[Exercise description]
Transcribe everything in the records from the line containing "key-label: Y bbox=[229, 494, 242, 518]" down to the line containing "key-label: O bbox=[353, 494, 370, 518]", with both of those lines included, reproducing each line unchanged.

>> BEGIN Task input

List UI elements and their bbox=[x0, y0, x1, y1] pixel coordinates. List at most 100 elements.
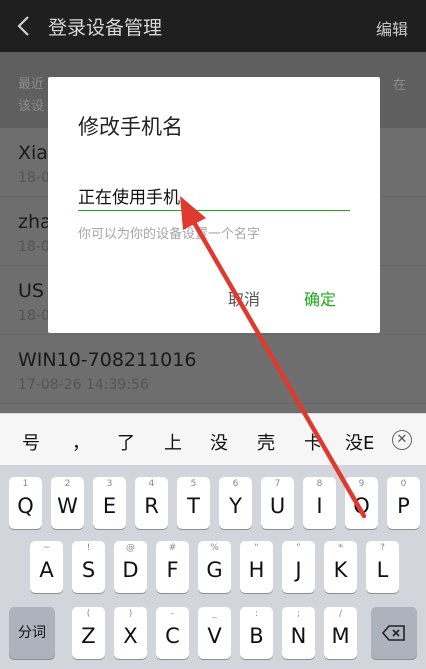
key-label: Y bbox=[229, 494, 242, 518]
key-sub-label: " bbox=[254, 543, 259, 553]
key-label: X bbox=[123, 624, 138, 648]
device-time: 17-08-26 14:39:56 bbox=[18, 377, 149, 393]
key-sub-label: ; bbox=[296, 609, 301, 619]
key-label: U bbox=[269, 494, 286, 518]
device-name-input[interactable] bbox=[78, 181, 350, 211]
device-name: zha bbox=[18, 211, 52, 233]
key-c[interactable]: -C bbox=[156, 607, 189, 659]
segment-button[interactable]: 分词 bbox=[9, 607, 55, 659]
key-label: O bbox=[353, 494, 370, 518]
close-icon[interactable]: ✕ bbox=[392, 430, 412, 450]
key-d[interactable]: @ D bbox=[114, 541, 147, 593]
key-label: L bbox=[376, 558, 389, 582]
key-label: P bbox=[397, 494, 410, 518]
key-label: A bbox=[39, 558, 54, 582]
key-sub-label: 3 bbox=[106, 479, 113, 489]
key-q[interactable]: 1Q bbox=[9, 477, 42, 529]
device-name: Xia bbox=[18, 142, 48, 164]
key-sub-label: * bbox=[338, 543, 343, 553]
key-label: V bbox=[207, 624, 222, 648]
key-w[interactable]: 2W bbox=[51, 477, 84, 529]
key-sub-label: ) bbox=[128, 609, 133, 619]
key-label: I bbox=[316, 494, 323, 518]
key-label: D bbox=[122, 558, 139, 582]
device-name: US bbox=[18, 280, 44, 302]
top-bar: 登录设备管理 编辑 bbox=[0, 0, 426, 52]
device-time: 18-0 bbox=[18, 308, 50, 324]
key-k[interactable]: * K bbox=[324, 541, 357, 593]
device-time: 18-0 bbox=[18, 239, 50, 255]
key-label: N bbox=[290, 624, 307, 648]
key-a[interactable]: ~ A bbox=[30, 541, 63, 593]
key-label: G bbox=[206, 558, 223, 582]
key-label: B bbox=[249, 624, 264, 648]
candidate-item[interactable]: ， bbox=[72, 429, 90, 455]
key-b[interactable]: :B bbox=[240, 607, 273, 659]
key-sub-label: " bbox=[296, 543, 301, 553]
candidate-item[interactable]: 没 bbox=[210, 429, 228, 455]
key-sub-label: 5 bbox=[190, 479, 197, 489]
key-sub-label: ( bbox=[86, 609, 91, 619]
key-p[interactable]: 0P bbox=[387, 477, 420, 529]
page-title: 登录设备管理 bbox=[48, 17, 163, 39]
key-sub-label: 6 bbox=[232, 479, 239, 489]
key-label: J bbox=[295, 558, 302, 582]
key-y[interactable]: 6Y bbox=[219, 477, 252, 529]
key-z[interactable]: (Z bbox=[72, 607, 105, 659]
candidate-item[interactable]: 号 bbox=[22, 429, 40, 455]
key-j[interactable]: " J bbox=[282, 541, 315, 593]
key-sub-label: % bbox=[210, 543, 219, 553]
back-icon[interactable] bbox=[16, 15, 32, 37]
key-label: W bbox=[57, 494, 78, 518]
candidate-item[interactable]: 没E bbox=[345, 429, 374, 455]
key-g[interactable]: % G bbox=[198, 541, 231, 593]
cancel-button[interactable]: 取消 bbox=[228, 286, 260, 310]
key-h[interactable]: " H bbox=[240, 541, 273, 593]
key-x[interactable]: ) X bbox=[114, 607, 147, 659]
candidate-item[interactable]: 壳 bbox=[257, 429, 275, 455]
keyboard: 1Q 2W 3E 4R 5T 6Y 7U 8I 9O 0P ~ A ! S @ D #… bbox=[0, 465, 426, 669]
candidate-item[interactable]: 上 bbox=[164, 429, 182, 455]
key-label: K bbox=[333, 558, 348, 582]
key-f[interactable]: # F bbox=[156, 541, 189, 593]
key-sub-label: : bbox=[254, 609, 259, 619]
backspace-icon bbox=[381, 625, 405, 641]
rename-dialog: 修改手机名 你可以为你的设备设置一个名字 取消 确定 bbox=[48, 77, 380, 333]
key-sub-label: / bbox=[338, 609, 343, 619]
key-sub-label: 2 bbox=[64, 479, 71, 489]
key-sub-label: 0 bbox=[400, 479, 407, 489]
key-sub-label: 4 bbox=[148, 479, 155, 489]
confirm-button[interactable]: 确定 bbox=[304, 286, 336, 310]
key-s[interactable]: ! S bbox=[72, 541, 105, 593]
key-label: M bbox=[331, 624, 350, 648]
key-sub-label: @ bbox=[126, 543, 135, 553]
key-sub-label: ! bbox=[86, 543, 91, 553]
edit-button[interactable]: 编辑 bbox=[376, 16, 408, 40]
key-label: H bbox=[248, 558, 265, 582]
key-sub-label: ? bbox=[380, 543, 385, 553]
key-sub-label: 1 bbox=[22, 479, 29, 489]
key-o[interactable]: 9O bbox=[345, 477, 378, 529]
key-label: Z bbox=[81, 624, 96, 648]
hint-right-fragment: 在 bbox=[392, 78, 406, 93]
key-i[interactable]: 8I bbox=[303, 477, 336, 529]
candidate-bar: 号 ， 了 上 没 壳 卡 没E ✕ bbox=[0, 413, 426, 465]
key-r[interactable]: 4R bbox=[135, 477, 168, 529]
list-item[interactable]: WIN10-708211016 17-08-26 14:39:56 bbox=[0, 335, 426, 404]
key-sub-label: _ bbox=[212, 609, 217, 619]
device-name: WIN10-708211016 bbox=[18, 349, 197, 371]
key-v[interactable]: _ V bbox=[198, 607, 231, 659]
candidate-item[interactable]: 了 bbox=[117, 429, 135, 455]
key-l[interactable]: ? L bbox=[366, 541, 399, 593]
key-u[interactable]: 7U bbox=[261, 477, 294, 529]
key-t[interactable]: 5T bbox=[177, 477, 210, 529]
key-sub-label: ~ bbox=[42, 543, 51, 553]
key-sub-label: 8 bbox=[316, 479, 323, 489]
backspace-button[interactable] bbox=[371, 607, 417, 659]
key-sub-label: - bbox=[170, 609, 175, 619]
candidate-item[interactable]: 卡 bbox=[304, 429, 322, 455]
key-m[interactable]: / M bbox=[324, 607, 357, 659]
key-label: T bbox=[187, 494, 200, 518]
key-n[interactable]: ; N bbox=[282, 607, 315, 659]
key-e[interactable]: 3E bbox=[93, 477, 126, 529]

>> END Task input

[Full answer]
key-label: Y bbox=[229, 494, 242, 518]
key-sub-label: " bbox=[254, 543, 259, 553]
key-label: X bbox=[123, 624, 138, 648]
device-time: 17-08-26 14:39:56 bbox=[18, 377, 149, 393]
key-sub-label: ; bbox=[296, 609, 301, 619]
key-label: U bbox=[269, 494, 286, 518]
device-name-input[interactable] bbox=[78, 181, 350, 211]
device-name: zha bbox=[18, 211, 52, 233]
key-c[interactable]: -C bbox=[156, 607, 189, 659]
segment-button[interactable]: 分词 bbox=[9, 607, 55, 659]
key-label: O bbox=[353, 494, 370, 518]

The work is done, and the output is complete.